Stored items
········
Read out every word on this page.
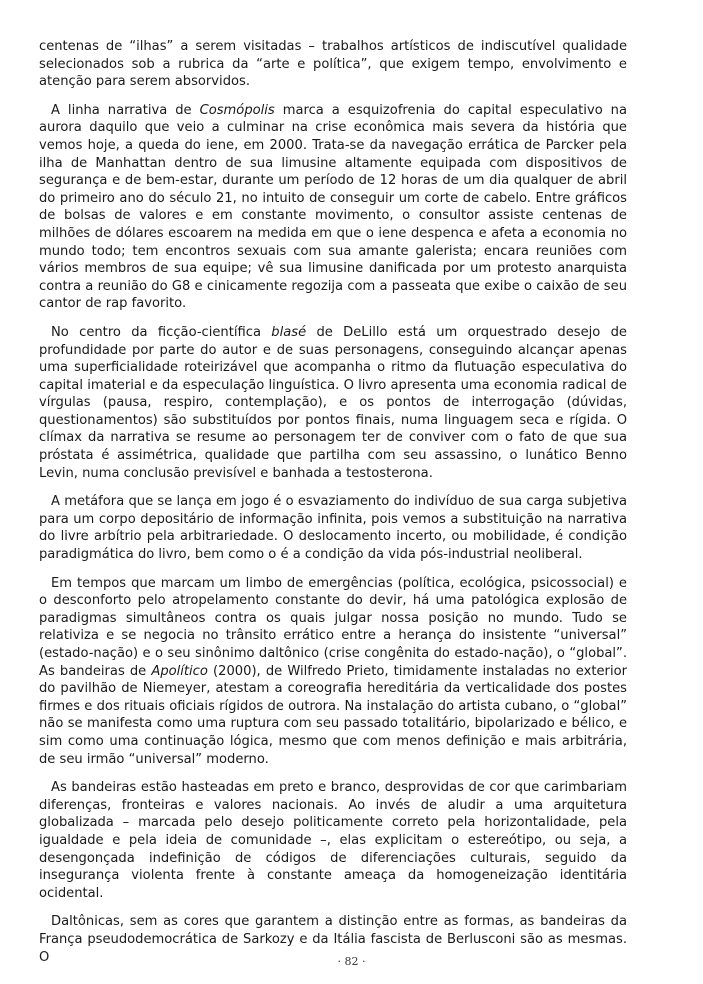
centenas de “ilhas” a serem visitadas – trabalhos artísticos de indiscutível qualidade selecionados sob a rubrica da “arte e política”, que exigem tempo, envolvimento e atenção para serem absorvidos.

A linha narrativa de Cosmópolis marca a esquizofrenia do capital especulativo na aurora daquilo que veio a culminar na crise econômica mais severa da história que vemos hoje, a queda do iene, em 2000. Trata-se da navegação errática de Parcker pela ilha de Manhattan dentro de sua limusine altamente equipada com dispositivos de segurança e de bem-estar, durante um período de 12 horas de um dia qualquer de abril do primeiro ano do século 21, no intuito de conseguir um corte de cabelo. Entre gráficos de bolsas de valores e em constante movimento, o consultor assiste centenas de milhões de dólares escoarem na medida em que o iene despenca e afeta a economia no mundo todo; tem encontros sexuais com sua amante galerista; encara reuniões com vários membros de sua equipe; vê sua limusine danificada por um protesto anarquista contra a reunião do G8 e cinicamente regozija com a passeata que exibe o caixão de seu cantor de rap favorito.

No centro da ficção-científica blasé de DeLillo está um orquestrado desejo de profundidade por parte do autor e de suas personagens, conseguindo alcançar apenas uma superficialidade roteirizável que acompanha o ritmo da flutuação especulativa do capital imaterial e da especulação linguística. O livro apresenta uma economia radical de vírgulas (pausa, respiro, contemplação), e os pontos de interrogação (dúvidas, questionamentos) são substituídos por pontos finais, numa linguagem seca e rígida. O clímax da narrativa se resume ao personagem ter de conviver com o fato de que sua próstata é assimétrica, qualidade que partilha com seu assassino, o lunático Benno Levin, numa conclusão previsível e banhada a testosterona.

A metáfora que se lança em jogo é o esvaziamento do indivíduo de sua carga subjetiva para um corpo depositário de informação infinita, pois vemos a substituição na narrativa do livre arbítrio pela arbitrariedade. O deslocamento incerto, ou mobilidade, é condição paradigmática do livro, bem como o é a condição da vida pós-industrial neoliberal.

Em tempos que marcam um limbo de emergências (política, ecológica, psicossocial) e o desconforto pelo atropelamento constante do devir, há uma patológica explosão de paradigmas simultâneos contra os quais julgar nossa posição no mundo. Tudo se relativiza e se negocia no trânsito errático entre a herança do insistente “universal” (estado-nação) e o seu sinônimo daltônico (crise congênita do estado-nação), o “global”. As bandeiras de Apolítico (2000), de Wilfredo Prieto, timidamente instaladas no exterior do pavilhão de Niemeyer, atestam a coreografia hereditária da verticalidade dos postes firmes e dos rituais oficiais rígidos de outrora. Na instalação do artista cubano, o “global” não se manifesta como uma ruptura com seu passado totalitário, bipolarizado e bélico, e sim como uma continuação lógica, mesmo que com menos definição e mais arbitrária, de seu irmão “universal” moderno.

As bandeiras estão hasteadas em preto e branco, desprovidas de cor que carimbariam diferenças, fronteiras e valores nacionais. Ao invés de aludir a uma arquitetura globalizada – marcada pelo desejo politicamente correto pela horizontalidade, pela igualdade e pela ideia de comunidade –, elas explicitam o estereótipo, ou seja, a desengonçada indefinição de códigos de diferenciações culturais, seguido da insegurança violenta frente à constante ameaça da homogeneização identitária ocidental.

Daltônicas, sem as cores que garantem a distinção entre as formas, as bandeiras da França pseudodemocrática de Sarkozy e da Itália fascista de Berlusconi são as mesmas. O	· 82 ·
········
* **Task details**
Every line is to be duplicated exactly, though pictures stay out.

* **Answer to this problem**
Read out every word on this page.
centenas de “ilhas” a serem visitadas – trabalhos artísticos de indiscutível qualidade selecionados sob a rubrica da “arte e política”, que exigem tempo, envolvimento e atenção para serem absorvidos.

A linha narrativa de Cosmópolis marca a esquizofrenia do capital especulativo na aurora daquilo que veio a culminar na crise econômica mais severa da história que vemos hoje, a queda do iene, em 2000. Trata-se da navegação errática de Parcker pela ilha de Manhattan dentro de sua limusine altamente equipada com dispositivos de segurança e de bem-estar, durante um período de 12 horas de um dia qualquer de abril do primeiro ano do século 21, no intuito de conseguir um corte de cabelo. Entre gráficos de bolsas de valores e em constante movimento, o consultor assiste centenas de milhões de dólares escoarem na medida em que o iene despenca e afeta a economia no mundo todo; tem encontros sexuais com sua amante galerista; encara reuniões com vários membros de sua equipe; vê sua limusine danificada por um protesto anarquista contra a reunião do G8 e cinicamente regozija com a passeata que exibe o caixão de seu cantor de rap favorito.

No centro da ficção-científica blasé de DeLillo está um orquestrado desejo de profundidade por parte do autor e de suas personagens, conseguindo alcançar apenas uma superficialidade roteirizável que acompanha o ritmo da flutuação especulativa do capital imaterial e da especulação linguística. O livro apresenta uma economia radical de vírgulas (pausa, respiro, contemplação), e os pontos de interrogação (dúvidas, questionamentos) são substituídos por pontos finais, numa linguagem seca e rígida. O clímax da narrativa se resume ao personagem ter de conviver com o fato de que sua próstata é assimétrica, qualidade que partilha com seu assassino, o lunático Benno Levin, numa conclusão previsível e banhada a testosterona.

A metáfora que se lança em jogo é o esvaziamento do indivíduo de sua carga subjetiva para um corpo depositário de informação infinita, pois vemos a substituição na narrativa do livre arbítrio pela arbitrariedade. O deslocamento incerto, ou mobilidade, é condição paradigmática do livro, bem como o é a condição da vida pós-industrial neoliberal.

Em tempos que marcam um limbo de emergências (política, ecológica, psicossocial) e o desconforto pelo atropelamento constante do devir, há uma patológica explosão de paradigmas simultâneos contra os quais julgar nossa posição no mundo. Tudo se relativiza e se negocia no trânsito errático entre a herança do insistente “universal” (estado-nação) e o seu sinônimo daltônico (crise congênita do estado-nação), o “global”. As bandeiras de Apolítico (2000), de Wilfredo Prieto, timidamente instaladas no exterior do pavilhão de Niemeyer, atestam a coreografia hereditária da verticalidade dos postes firmes e dos rituais oficiais rígidos de outrora. Na instalação do artista cubano, o “global” não se manifesta como uma ruptura com seu passado totalitário, bipolarizado e bélico, e sim como uma continuação lógica, mesmo que com menos definição e mais arbitrária, de seu irmão “universal” moderno.

As bandeiras estão hasteadas em preto e branco, desprovidas de cor que carimbariam diferenças, fronteiras e valores nacionais. Ao invés de aludir a uma arquitetura globalizada – marcada pelo desejo politicamente correto pela horizontalidade, pela igualdade e pela ideia de comunidade –, elas explicitam o estereótipo, ou seja, a desengonçada indefinição de códigos de diferenciações culturais, seguido da insegurança violenta frente à constante ameaça da homogeneização identitária ocidental.

Daltônicas, sem as cores que garantem a distinção entre as formas, as bandeiras da França pseudodemocrática de Sarkozy e da Itália fascista de Berlusconi são as mesmas. O	· 82 ·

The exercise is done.